Using the listing below, report all lines holding the word "tuneofwind".

══════════

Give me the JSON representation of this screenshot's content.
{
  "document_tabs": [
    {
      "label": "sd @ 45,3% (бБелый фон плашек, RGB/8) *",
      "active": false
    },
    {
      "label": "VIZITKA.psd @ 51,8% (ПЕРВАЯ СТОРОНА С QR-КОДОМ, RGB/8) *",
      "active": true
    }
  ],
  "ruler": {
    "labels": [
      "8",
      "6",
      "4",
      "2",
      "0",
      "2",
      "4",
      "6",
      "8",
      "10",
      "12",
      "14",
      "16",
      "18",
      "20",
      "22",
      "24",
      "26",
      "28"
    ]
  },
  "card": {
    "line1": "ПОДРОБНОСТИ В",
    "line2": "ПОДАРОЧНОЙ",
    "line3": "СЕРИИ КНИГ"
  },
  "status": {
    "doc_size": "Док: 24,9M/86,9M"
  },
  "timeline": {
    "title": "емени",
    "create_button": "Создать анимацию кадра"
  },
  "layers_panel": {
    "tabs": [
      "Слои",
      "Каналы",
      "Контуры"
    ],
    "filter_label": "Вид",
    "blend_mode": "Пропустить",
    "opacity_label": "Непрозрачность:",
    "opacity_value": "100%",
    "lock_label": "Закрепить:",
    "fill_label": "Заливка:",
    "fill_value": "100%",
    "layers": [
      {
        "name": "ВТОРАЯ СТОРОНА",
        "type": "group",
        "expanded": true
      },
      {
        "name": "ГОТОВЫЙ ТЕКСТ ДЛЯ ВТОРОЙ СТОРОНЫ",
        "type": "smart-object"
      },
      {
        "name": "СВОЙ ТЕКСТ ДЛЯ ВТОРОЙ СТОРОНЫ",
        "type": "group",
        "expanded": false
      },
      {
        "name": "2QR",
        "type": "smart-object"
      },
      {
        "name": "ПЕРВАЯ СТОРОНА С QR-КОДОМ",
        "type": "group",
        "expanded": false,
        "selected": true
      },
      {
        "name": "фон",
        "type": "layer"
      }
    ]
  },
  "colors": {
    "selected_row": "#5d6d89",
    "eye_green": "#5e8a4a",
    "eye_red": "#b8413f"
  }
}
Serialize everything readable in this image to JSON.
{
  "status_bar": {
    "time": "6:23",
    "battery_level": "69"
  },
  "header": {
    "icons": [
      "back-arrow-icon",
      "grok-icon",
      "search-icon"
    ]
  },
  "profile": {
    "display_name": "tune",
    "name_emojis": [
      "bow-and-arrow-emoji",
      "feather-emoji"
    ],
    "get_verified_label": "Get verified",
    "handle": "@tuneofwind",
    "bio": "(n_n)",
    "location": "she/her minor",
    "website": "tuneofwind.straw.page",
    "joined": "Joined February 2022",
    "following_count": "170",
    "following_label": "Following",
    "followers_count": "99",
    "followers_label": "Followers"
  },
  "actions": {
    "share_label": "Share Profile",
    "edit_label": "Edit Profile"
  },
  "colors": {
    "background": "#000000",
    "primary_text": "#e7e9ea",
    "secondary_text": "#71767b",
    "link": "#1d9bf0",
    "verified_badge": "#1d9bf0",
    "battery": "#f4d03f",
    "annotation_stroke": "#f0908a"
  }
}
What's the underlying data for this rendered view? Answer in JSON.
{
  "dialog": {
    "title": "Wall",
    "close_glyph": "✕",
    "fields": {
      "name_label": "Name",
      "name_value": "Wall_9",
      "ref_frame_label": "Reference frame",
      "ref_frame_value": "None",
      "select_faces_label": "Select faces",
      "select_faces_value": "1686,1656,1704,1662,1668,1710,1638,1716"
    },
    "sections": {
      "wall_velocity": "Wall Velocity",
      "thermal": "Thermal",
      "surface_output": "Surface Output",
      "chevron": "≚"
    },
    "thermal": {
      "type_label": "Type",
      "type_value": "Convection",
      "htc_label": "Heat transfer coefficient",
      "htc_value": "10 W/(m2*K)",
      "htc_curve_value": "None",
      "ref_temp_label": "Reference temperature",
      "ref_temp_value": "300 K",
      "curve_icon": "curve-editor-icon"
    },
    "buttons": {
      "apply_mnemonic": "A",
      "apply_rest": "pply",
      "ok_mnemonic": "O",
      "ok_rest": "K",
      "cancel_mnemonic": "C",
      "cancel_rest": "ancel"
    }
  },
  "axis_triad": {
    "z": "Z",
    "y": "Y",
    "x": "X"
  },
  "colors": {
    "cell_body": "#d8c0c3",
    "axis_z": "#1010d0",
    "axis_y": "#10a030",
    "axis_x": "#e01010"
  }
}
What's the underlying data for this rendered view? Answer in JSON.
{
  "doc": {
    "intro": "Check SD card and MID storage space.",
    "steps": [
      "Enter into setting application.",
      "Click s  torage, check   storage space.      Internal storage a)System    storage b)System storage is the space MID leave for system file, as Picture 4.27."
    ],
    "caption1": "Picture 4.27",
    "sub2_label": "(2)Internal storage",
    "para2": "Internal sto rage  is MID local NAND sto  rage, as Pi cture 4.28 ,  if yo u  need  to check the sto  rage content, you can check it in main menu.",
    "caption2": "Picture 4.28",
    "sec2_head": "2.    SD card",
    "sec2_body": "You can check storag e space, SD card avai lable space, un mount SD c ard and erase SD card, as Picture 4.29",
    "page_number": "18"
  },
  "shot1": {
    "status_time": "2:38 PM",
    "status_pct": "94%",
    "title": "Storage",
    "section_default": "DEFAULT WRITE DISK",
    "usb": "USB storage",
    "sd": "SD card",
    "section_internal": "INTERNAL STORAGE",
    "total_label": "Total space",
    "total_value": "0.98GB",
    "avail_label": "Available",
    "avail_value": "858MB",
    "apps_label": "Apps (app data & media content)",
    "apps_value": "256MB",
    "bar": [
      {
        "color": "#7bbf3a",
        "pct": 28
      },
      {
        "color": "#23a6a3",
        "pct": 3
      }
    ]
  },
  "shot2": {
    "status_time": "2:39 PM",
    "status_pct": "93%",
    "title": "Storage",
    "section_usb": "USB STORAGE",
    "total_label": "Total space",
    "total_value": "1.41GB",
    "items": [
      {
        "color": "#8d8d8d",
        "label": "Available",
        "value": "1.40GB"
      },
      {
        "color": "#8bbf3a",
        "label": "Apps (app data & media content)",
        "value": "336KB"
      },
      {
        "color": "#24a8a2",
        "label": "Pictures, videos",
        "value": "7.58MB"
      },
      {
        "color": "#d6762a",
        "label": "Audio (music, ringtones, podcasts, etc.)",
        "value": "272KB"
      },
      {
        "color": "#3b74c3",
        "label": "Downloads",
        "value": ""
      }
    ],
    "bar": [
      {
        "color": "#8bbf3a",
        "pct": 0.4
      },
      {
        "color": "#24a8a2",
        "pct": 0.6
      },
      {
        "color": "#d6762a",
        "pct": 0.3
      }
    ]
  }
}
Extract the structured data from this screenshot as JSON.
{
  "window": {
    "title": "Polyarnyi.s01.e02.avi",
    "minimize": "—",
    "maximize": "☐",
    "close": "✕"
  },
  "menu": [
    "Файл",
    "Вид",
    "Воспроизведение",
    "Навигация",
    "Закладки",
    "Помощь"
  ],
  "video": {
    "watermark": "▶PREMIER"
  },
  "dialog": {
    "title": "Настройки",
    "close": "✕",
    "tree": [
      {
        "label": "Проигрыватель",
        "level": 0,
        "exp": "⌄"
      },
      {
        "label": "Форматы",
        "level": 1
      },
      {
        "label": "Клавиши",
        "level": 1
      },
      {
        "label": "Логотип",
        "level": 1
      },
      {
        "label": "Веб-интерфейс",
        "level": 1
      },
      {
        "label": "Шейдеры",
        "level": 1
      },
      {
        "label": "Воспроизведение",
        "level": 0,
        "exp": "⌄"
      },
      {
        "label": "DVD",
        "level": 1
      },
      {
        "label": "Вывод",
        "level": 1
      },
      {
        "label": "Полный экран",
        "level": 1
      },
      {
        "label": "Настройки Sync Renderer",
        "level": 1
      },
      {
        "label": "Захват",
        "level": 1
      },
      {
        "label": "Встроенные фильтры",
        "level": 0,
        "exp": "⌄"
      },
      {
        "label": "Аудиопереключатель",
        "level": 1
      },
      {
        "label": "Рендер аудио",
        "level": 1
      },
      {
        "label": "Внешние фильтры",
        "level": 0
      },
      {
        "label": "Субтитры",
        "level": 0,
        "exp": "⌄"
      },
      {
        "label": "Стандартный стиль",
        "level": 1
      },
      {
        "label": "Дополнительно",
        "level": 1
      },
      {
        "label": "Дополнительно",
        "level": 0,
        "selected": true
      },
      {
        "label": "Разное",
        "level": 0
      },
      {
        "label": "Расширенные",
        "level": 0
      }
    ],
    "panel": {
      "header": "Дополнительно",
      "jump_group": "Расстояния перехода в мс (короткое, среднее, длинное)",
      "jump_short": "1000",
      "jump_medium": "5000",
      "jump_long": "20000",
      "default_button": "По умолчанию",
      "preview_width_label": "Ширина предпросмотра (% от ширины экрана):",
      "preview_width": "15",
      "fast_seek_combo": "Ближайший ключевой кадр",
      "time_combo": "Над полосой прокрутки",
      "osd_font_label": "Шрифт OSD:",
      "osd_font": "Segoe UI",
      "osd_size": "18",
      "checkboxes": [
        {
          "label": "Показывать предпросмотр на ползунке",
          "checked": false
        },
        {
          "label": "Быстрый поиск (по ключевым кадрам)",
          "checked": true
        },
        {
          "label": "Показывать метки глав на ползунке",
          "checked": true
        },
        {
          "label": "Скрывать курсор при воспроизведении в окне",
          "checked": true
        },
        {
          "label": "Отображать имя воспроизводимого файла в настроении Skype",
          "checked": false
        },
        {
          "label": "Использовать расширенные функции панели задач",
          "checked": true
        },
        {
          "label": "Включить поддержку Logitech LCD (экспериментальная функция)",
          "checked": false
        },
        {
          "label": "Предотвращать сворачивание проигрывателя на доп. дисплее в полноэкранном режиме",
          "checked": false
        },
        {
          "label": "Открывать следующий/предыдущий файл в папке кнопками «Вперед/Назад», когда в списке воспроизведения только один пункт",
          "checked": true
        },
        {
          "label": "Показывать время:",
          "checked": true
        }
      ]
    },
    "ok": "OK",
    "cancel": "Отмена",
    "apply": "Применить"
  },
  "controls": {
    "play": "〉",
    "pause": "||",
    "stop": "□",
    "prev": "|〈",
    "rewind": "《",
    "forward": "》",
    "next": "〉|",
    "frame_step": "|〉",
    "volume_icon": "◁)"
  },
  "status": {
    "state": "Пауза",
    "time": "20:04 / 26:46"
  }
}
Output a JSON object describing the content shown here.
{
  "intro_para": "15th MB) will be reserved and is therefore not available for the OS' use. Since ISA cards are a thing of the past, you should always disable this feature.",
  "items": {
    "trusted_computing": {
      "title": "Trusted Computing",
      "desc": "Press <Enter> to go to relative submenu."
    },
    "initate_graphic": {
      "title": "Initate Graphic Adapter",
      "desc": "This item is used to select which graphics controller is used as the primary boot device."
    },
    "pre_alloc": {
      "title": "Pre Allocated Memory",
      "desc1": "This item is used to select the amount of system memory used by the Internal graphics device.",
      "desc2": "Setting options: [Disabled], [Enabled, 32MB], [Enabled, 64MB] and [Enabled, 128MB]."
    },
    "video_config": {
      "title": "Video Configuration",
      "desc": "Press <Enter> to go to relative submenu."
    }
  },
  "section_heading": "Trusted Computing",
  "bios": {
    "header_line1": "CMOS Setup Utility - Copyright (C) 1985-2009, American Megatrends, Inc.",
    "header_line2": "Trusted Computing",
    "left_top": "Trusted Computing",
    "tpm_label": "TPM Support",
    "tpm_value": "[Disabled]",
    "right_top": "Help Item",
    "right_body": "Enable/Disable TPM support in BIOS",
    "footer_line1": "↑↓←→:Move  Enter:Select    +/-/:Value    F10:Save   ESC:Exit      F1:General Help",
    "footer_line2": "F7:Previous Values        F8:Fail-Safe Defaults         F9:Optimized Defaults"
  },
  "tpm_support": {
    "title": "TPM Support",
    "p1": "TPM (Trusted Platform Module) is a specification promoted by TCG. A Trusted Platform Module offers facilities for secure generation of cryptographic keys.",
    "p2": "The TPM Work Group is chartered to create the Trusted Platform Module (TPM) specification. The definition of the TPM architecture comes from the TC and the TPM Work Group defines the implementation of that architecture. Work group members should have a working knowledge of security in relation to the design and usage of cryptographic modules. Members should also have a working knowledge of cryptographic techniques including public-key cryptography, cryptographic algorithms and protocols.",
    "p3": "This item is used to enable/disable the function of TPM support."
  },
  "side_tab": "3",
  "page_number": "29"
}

══════════

The solution:
    "handle": "@tuneofwind",
    "website": "tuneofwind.straw.page",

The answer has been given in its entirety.